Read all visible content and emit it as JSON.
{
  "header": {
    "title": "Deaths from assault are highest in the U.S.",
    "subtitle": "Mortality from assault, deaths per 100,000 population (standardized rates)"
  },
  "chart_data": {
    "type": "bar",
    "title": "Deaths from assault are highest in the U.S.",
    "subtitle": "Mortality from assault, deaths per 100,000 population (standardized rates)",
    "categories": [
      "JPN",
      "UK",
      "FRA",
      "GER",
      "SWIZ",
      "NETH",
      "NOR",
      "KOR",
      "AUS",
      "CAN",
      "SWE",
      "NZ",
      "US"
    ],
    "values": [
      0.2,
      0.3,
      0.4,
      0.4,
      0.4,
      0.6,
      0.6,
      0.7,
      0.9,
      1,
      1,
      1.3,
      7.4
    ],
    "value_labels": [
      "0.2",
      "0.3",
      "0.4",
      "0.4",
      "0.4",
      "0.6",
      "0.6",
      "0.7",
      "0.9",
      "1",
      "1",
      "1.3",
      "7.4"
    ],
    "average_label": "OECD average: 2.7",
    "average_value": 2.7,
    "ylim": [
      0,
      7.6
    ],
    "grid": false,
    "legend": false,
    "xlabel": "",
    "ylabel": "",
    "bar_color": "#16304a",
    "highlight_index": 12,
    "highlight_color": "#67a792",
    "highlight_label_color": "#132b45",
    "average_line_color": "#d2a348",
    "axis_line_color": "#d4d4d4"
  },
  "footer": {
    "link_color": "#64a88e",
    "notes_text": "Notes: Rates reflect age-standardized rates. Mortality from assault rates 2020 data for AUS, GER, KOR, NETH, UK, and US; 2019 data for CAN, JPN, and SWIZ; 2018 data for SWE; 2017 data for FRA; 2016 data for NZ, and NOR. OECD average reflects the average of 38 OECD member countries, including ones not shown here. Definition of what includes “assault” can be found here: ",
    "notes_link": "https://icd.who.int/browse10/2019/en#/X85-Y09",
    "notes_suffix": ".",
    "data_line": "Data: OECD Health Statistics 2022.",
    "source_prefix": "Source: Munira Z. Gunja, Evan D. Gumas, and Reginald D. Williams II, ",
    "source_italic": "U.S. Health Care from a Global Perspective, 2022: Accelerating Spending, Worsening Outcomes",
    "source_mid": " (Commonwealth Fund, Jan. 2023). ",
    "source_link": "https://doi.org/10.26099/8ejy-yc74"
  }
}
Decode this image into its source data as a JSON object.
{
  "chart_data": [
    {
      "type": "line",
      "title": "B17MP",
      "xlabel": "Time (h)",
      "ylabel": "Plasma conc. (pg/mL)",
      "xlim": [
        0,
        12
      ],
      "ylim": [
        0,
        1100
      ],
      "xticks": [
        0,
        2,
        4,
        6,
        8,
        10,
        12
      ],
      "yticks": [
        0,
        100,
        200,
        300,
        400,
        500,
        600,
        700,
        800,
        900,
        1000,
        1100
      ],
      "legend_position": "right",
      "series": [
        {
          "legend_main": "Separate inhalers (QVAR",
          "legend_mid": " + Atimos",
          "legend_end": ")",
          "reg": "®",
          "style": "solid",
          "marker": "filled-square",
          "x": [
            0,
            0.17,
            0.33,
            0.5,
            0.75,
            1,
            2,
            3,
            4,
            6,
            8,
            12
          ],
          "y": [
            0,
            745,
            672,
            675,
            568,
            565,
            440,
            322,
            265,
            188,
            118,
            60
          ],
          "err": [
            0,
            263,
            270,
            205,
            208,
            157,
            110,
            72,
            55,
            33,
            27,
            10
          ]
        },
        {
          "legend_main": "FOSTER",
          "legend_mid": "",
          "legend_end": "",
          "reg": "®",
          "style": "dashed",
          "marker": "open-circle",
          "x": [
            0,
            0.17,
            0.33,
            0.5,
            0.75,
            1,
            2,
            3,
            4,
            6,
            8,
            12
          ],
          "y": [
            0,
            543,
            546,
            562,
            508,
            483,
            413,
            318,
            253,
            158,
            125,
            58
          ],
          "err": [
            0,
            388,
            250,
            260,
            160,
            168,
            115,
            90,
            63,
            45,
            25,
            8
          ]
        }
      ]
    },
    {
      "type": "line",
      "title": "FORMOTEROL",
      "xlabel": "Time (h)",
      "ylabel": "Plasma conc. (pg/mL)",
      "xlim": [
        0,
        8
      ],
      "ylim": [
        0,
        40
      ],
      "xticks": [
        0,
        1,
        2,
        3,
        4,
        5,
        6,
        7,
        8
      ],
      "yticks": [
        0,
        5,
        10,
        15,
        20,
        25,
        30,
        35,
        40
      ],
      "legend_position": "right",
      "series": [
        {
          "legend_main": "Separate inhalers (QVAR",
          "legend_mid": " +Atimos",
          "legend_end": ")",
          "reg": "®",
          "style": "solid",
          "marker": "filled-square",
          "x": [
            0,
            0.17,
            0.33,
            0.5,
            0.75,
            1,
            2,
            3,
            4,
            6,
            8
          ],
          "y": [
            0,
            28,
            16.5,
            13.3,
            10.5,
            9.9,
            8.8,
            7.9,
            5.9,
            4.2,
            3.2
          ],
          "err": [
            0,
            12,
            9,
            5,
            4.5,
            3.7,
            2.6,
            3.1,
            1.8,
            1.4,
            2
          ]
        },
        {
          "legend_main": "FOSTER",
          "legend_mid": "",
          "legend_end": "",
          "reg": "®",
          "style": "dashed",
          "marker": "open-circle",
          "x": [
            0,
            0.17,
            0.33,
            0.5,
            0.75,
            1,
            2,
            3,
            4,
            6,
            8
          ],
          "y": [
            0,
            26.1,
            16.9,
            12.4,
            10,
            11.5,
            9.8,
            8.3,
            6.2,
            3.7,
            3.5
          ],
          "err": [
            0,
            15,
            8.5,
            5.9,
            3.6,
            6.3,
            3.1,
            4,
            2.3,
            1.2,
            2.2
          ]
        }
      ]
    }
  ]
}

★ ★ ★

# What the task requires
Reproduce the data in its entirety, matching each character.

# Correct response
Read all visible content and emit it as JSON.
{
  "header": {
    "title": "Deaths from assault are highest in the U.S.",
    "subtitle": "Mortality from assault, deaths per 100,000 population (standardized rates)"
  },
  "chart_data": {
    "type": "bar",
    "title": "Deaths from assault are highest in the U.S.",
    "subtitle": "Mortality from assault, deaths per 100,000 population (standardized rates)",
    "categories": [
      "JPN",
      "UK",
      "FRA",
      "GER",
      "SWIZ",
      "NETH",
      "NOR",
      "KOR",
      "AUS",
      "CAN",
      "SWE",
      "NZ",
      "US"
    ],
    "values": [
      0.2,
      0.3,
      0.4,
      0.4,
      0.4,
      0.6,
      0.6,
      0.7,
      0.9,
      1,
      1,
      1.3,
      7.4
    ],
    "value_labels": [
      "0.2",
      "0.3",
      "0.4",
      "0.4",
      "0.4",
      "0.6",
      "0.6",
      "0.7",
      "0.9",
      "1",
      "1",
      "1.3",
      "7.4"
    ],
    "average_label": "OECD average: 2.7",
    "average_value": 2.7,
    "ylim": [
      0,
      7.6
    ],
    "grid": false,
    "legend": false,
    "xlabel": "",
    "ylabel": "",
    "bar_color": "#16304a",
    "highlight_index": 12,
    "highlight_color": "#67a792",
    "highlight_label_color": "#132b45",
    "average_line_color": "#d2a348",
    "axis_line_color": "#d4d4d4"
  },
  "footer": {
    "link_color": "#64a88e",
    "notes_text": "Notes: Rates reflect age-standardized rates. Mortality from assault rates 2020 data for AUS, GER, KOR, NETH, UK, and US; 2019 data for CAN, JPN, and SWIZ; 2018 data for SWE; 2017 data for FRA; 2016 data for NZ, and NOR. OECD average reflects the average of 38 OECD member countries, including ones not shown here. Definition of what includes “assault” can be found here: ",
    "notes_link": "https://icd.who.int/browse10/2019/en#/X85-Y09",
    "notes_suffix": ".",
    "data_line": "Data: OECD Health Statistics 2022.",
    "source_prefix": "Source: Munira Z. Gunja, Evan D. Gumas, and Reginald D. Williams II, ",
    "source_italic": "U.S. Health Care from a Global Perspective, 2022: Accelerating Spending, Worsening Outcomes",
    "source_mid": " (Commonwealth Fund, Jan. 2023). ",
    "source_link": "https://doi.org/10.26099/8ejy-yc74"
  }
}
Decode this image into its source data as a JSON object.
{
  "chart_data": [
    {
      "type": "line",
      "title": "B17MP",
      "xlabel": "Time (h)",
      "ylabel": "Plasma conc. (pg/mL)",
      "xlim": [
        0,
        12
      ],
      "ylim": [
        0,
        1100
      ],
      "xticks": [
        0,
        2,
        4,
        6,
        8,
        10,
        12
      ],
      "yticks": [
        0,
        100,
        200,
        300,
        400,
        500,
        600,
        700,
        800,
        900,
        1000,
        1100
      ],
      "legend_position": "right",
      "series": [
        {
          "legend_main": "Separate inhalers (QVAR",
          "legend_mid": " + Atimos",
          "legend_end": ")",
          "reg": "®",
          "style": "solid",
          "marker": "filled-square",
          "x": [
            0,
            0.17,
            0.33,
            0.5,
            0.75,
            1,
            2,
            3,
            4,
            6,
            8,
            12
          ],
          "y": [
            0,
            745,
            672,
            675,
            568,
            565,
            440,
            322,
            265,
            188,
            118,
            60
          ],
          "err": [
            0,
            263,
            270,
            205,
            208,
            157,
            110,
            72,
            55,
            33,
            27,
            10
          ]
        },
        {
          "legend_main": "FOSTER",
          "legend_mid": "",
          "legend_end": "",
          "reg": "®",
          "style": "dashed",
          "marker": "open-circle",
          "x": [
            0,
            0.17,
            0.33,
            0.5,
            0.75,
            1,
            2,
            3,
            4,
            6,
            8,
            12
          ],
          "y": [
            0,
            543,
            546,
            562,
            508,
            483,
            413,
            318,
            253,
            158,
            125,
            58
          ],
          "err": [
            0,
            388,
            250,
            260,
            160,
            168,
            115,
            90,
            63,
            45,
            25,
            8
          ]
        }
      ]
    },
    {
      "type": "line",
      "title": "FORMOTEROL",
      "xlabel": "Time (h)",
      "ylabel": "Plasma conc. (pg/mL)",
      "xlim": [
        0,
        8
      ],
      "ylim": [
        0,
        40
      ],
      "xticks": [
        0,
        1,
        2,
        3,
        4,
        5,
        6,
        7,
        8
      ],
      "yticks": [
        0,
        5,
        10,
        15,
        20,
        25,
        30,
        35,
        40
      ],
      "legend_position": "right",
      "series": [
        {
          "legend_main": "Separate inhalers (QVAR",
          "legend_mid": " +Atimos",
          "legend_end": ")",
          "reg": "®",
          "style": "solid",
          "marker": "filled-square",
          "x": [
            0,
            0.17,
            0.33,
            0.5,
            0.75,
            1,
            2,
            3,
            4,
            6,
            8
          ],
          "y": [
            0,
            28,
            16.5,
            13.3,
            10.5,
            9.9,
            8.8,
            7.9,
            5.9,
            4.2,
            3.2
          ],
          "err": [
            0,
            12,
            9,
            5,
            4.5,
            3.7,
            2.6,
            3.1,
            1.8,
            1.4,
            2
          ]
        },
        {
          "legend_main": "FOSTER",
          "legend_mid": "",
          "legend_end": "",
          "reg": "®",
          "style": "dashed",
          "marker": "open-circle",
          "x": [
            0,
            0.17,
            0.33,
            0.5,
            0.75,
            1,
            2,
            3,
            4,
            6,
            8
          ],
          "y": [
            0,
            26.1,
            16.9,
            12.4,
            10,
            11.5,
            9.8,
            8.3,
            6.2,
            3.7,
            3.5
          ],
          "err": [
            0,
            15,
            8.5,
            5.9,
            3.6,
            6.3,
            3.1,
            4,
            2.3,
            1.2,
            2.2
          ]
        }
      ]
    }
  ]
}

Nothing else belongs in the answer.